Please transcribe the data that follows without the pictures, keeping every word the same.

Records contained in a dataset
********************
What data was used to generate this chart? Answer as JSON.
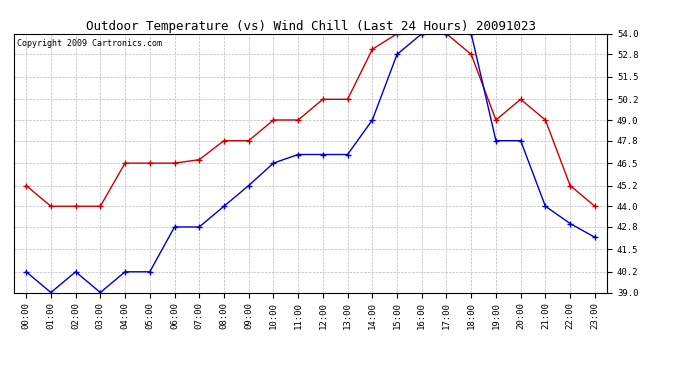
{
  "title": "Outdoor Temperature (vs) Wind Chill (Last 24 Hours) 20091023",
  "copyright": "Copyright 2009 Cartronics.com",
  "hours": [
    "00:00",
    "01:00",
    "02:00",
    "03:00",
    "04:00",
    "05:00",
    "06:00",
    "07:00",
    "08:00",
    "09:00",
    "10:00",
    "11:00",
    "12:00",
    "13:00",
    "14:00",
    "15:00",
    "16:00",
    "17:00",
    "18:00",
    "19:00",
    "20:00",
    "21:00",
    "22:00",
    "23:00"
  ],
  "temp": [
    45.2,
    44.0,
    44.0,
    44.0,
    46.5,
    46.5,
    46.5,
    46.7,
    47.8,
    47.8,
    49.0,
    49.0,
    50.2,
    50.2,
    53.1,
    54.0,
    54.0,
    54.0,
    52.8,
    49.0,
    50.2,
    49.0,
    45.2,
    44.0
  ],
  "wind_chill": [
    40.2,
    39.0,
    40.2,
    39.0,
    40.2,
    40.2,
    42.8,
    42.8,
    44.0,
    45.2,
    46.5,
    47.0,
    47.0,
    47.0,
    49.0,
    52.8,
    54.0,
    54.0,
    54.0,
    47.8,
    47.8,
    44.0,
    43.0,
    42.2
  ],
  "ylim": [
    39.0,
    54.0
  ],
  "yticks": [
    39.0,
    40.2,
    41.5,
    42.8,
    44.0,
    45.2,
    46.5,
    47.8,
    49.0,
    50.2,
    51.5,
    52.8,
    54.0
  ],
  "temp_color": "#cc0000",
  "wind_chill_color": "#0000cc",
  "bg_color": "#ffffff",
  "grid_color": "#bbbbbb",
  "title_fontsize": 9,
  "copyright_fontsize": 6,
  "tick_fontsize": 6.5,
  "marker": "+"
}
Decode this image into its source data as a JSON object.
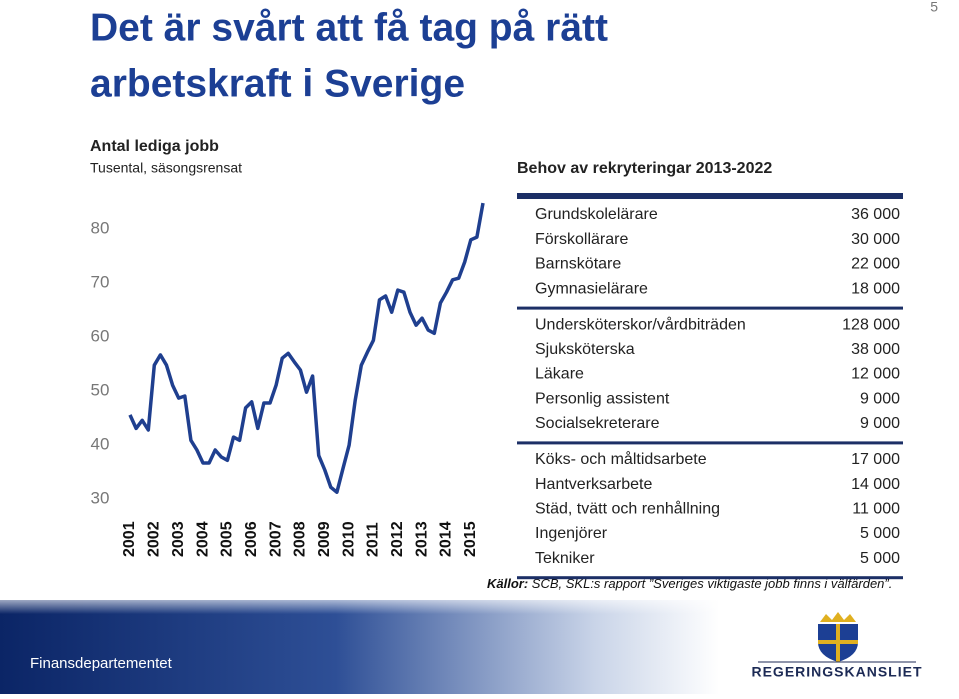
{
  "page_number": "5",
  "title_lines": [
    "Det är svårt att få tag på rätt",
    "arbetskraft i Sverige"
  ],
  "chart_data": {
    "type": "line",
    "title": "Antal lediga jobb",
    "subtitle": "Tusental, säsongsrensat",
    "x": [
      2001,
      2001.25,
      2001.5,
      2001.75,
      2002,
      2002.25,
      2002.5,
      2002.75,
      2003,
      2003.25,
      2003.5,
      2003.75,
      2004,
      2004.25,
      2004.5,
      2004.75,
      2005,
      2005.25,
      2005.5,
      2005.75,
      2006,
      2006.25,
      2006.5,
      2006.75,
      2007,
      2007.25,
      2007.5,
      2007.75,
      2008,
      2008.25,
      2008.5,
      2008.75,
      2009,
      2009.25,
      2009.5,
      2009.75,
      2010,
      2010.25,
      2010.5,
      2010.75,
      2011,
      2011.25,
      2011.5,
      2011.75,
      2012,
      2012.25,
      2012.5,
      2012.75,
      2013,
      2013.25,
      2013.5,
      2013.75,
      2014,
      2014.25,
      2014.5,
      2014.75,
      2015,
      2015.25,
      2015.5
    ],
    "series": [
      {
        "name": "Antal lediga jobb",
        "color": "#1f3f8f",
        "values": [
          45.6,
          43.1,
          44.6,
          42.8,
          54.8,
          56.7,
          54.8,
          51.1,
          48.7,
          49.1,
          40.9,
          39.1,
          36.7,
          36.7,
          39.1,
          37.8,
          37.2,
          41.5,
          40.9,
          46.9,
          48.0,
          43.1,
          47.8,
          47.8,
          51.1,
          56.1,
          57.0,
          55.4,
          53.9,
          49.8,
          52.8,
          38.1,
          35.4,
          32.2,
          31.3,
          35.7,
          40.0,
          48.3,
          54.8,
          57.2,
          59.4,
          66.9,
          67.6,
          64.6,
          68.7,
          68.3,
          64.6,
          62.2,
          63.5,
          61.3,
          60.7,
          66.3,
          68.3,
          70.6,
          70.9,
          73.9,
          78.0,
          78.5,
          84.8
        ]
      }
    ],
    "xlim": [
      2001,
      2015.5
    ],
    "xticks": [
      2001,
      2002,
      2003,
      2004,
      2005,
      2006,
      2007,
      2008,
      2009,
      2010,
      2011,
      2012,
      2013,
      2014,
      2015
    ],
    "ylim": [
      28,
      85
    ],
    "yticks": [
      30,
      40,
      50,
      60,
      70,
      80
    ],
    "grid": false
  },
  "table": {
    "title": "Behov av rekryteringar 2013-2022",
    "groups": [
      [
        {
          "name": "Grundskolelärare",
          "value": "36 000"
        },
        {
          "name": "Förskollärare",
          "value": "30 000"
        },
        {
          "name": "Barnskötare",
          "value": "22 000"
        },
        {
          "name": "Gymnasielärare",
          "value": "18 000"
        }
      ],
      [
        {
          "name": "Undersköterskor/vårdbiträden",
          "value": "128 000"
        },
        {
          "name": "Sjuksköterska",
          "value": "38 000"
        },
        {
          "name": "Läkare",
          "value": "12 000"
        },
        {
          "name": "Personlig assistent",
          "value": "9 000"
        },
        {
          "name": "Socialsekreterare",
          "value": "9 000"
        }
      ],
      [
        {
          "name": "Köks- och måltidsarbete",
          "value": "17 000"
        },
        {
          "name": "Hantverksarbete",
          "value": "14 000"
        },
        {
          "name": "Städ, tvätt och renhållning",
          "value": "11 000"
        },
        {
          "name": "Ingenjörer",
          "value": "5 000"
        },
        {
          "name": "Tekniker",
          "value": "5 000"
        }
      ]
    ]
  },
  "source": {
    "label": "Källor:",
    "text": "SCB, SKL:s rapport ”Sveriges viktigaste jobb finns i välfärden”."
  },
  "footer": {
    "department": "Finansdepartementet",
    "logo": "REGERINGSKANSLIET"
  }
}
********************
= Answer in full =
What data was used to generate this chart? Answer as JSON.
{
  "title": "Outdoor Temperature (vs) Wind Chill (Last 24 Hours) 20091023",
  "copyright": "Copyright 2009 Cartronics.com",
  "hours": [
    "00:00",
    "01:00",
    "02:00",
    "03:00",
    "04:00",
    "05:00",
    "06:00",
    "07:00",
    "08:00",
    "09:00",
    "10:00",
    "11:00",
    "12:00",
    "13:00",
    "14:00",
    "15:00",
    "16:00",
    "17:00",
    "18:00",
    "19:00",
    "20:00",
    "21:00",
    "22:00",
    "23:00"
  ],
  "temp": [
    45.2,
    44.0,
    44.0,
    44.0,
    46.5,
    46.5,
    46.5,
    46.7,
    47.8,
    47.8,
    49.0,
    49.0,
    50.2,
    50.2,
    53.1,
    54.0,
    54.0,
    54.0,
    52.8,
    49.0,
    50.2,
    49.0,
    45.2,
    44.0
  ],
  "wind_chill": [
    40.2,
    39.0,
    40.2,
    39.0,
    40.2,
    40.2,
    42.8,
    42.8,
    44.0,
    45.2,
    46.5,
    47.0,
    47.0,
    47.0,
    49.0,
    52.8,
    54.0,
    54.0,
    54.0,
    47.8,
    47.8,
    44.0,
    43.0,
    42.2
  ],
  "ylim": [
    39.0,
    54.0
  ],
  "yticks": [
    39.0,
    40.2,
    41.5,
    42.8,
    44.0,
    45.2,
    46.5,
    47.8,
    49.0,
    50.2,
    51.5,
    52.8,
    54.0
  ],
  "temp_color": "#cc0000",
  "wind_chill_color": "#0000cc",
  "bg_color": "#ffffff",
  "grid_color": "#bbbbbb",
  "title_fontsize": 9,
  "copyright_fontsize": 6,
  "tick_fontsize": 6.5,
  "marker": "+"
}
Decode this image into its source data as a JSON object.
{
  "page_number": "5",
  "title_lines": [
    "Det är svårt att få tag på rätt",
    "arbetskraft i Sverige"
  ],
  "chart_data": {
    "type": "line",
    "title": "Antal lediga jobb",
    "subtitle": "Tusental, säsongsrensat",
    "x": [
      2001,
      2001.25,
      2001.5,
      2001.75,
      2002,
      2002.25,
      2002.5,
      2002.75,
      2003,
      2003.25,
      2003.5,
      2003.75,
      2004,
      2004.25,
      2004.5,
      2004.75,
      2005,
      2005.25,
      2005.5,
      2005.75,
      2006,
      2006.25,
      2006.5,
      2006.75,
      2007,
      2007.25,
      2007.5,
      2007.75,
      2008,
      2008.25,
      2008.5,
      2008.75,
      2009,
      2009.25,
      2009.5,
      2009.75,
      2010,
      2010.25,
      2010.5,
      2010.75,
      2011,
      2011.25,
      2011.5,
      2011.75,
      2012,
      2012.25,
      2012.5,
      2012.75,
      2013,
      2013.25,
      2013.5,
      2013.75,
      2014,
      2014.25,
      2014.5,
      2014.75,
      2015,
      2015.25,
      2015.5
    ],
    "series": [
      {
        "name": "Antal lediga jobb",
        "color": "#1f3f8f",
        "values": [
          45.6,
          43.1,
          44.6,
          42.8,
          54.8,
          56.7,
          54.8,
          51.1,
          48.7,
          49.1,
          40.9,
          39.1,
          36.7,
          36.7,
          39.1,
          37.8,
          37.2,
          41.5,
          40.9,
          46.9,
          48.0,
          43.1,
          47.8,
          47.8,
          51.1,
          56.1,
          57.0,
          55.4,
          53.9,
          49.8,
          52.8,
          38.1,
          35.4,
          32.2,
          31.3,
          35.7,
          40.0,
          48.3,
          54.8,
          57.2,
          59.4,
          66.9,
          67.6,
          64.6,
          68.7,
          68.3,
          64.6,
          62.2,
          63.5,
          61.3,
          60.7,
          66.3,
          68.3,
          70.6,
          70.9,
          73.9,
          78.0,
          78.5,
          84.8
        ]
      }
    ],
    "xlim": [
      2001,
      2015.5
    ],
    "xticks": [
      2001,
      2002,
      2003,
      2004,
      2005,
      2006,
      2007,
      2008,
      2009,
      2010,
      2011,
      2012,
      2013,
      2014,
      2015
    ],
    "ylim": [
      28,
      85
    ],
    "yticks": [
      30,
      40,
      50,
      60,
      70,
      80
    ],
    "grid": false
  },
  "table": {
    "title": "Behov av rekryteringar 2013-2022",
    "groups": [
      [
        {
          "name": "Grundskolelärare",
          "value": "36 000"
        },
        {
          "name": "Förskollärare",
          "value": "30 000"
        },
        {
          "name": "Barnskötare",
          "value": "22 000"
        },
        {
          "name": "Gymnasielärare",
          "value": "18 000"
        }
      ],
      [
        {
          "name": "Undersköterskor/vårdbiträden",
          "value": "128 000"
        },
        {
          "name": "Sjuksköterska",
          "value": "38 000"
        },
        {
          "name": "Läkare",
          "value": "12 000"
        },
        {
          "name": "Personlig assistent",
          "value": "9 000"
        },
        {
          "name": "Socialsekreterare",
          "value": "9 000"
        }
      ],
      [
        {
          "name": "Köks- och måltidsarbete",
          "value": "17 000"
        },
        {
          "name": "Hantverksarbete",
          "value": "14 000"
        },
        {
          "name": "Städ, tvätt och renhållning",
          "value": "11 000"
        },
        {
          "name": "Ingenjörer",
          "value": "5 000"
        },
        {
          "name": "Tekniker",
          "value": "5 000"
        }
      ]
    ]
  },
  "source": {
    "label": "Källor:",
    "text": "SCB, SKL:s rapport ”Sveriges viktigaste jobb finns i välfärden”."
  },
  "footer": {
    "department": "Finansdepartementet",
    "logo": "REGERINGSKANSLIET"
  }
}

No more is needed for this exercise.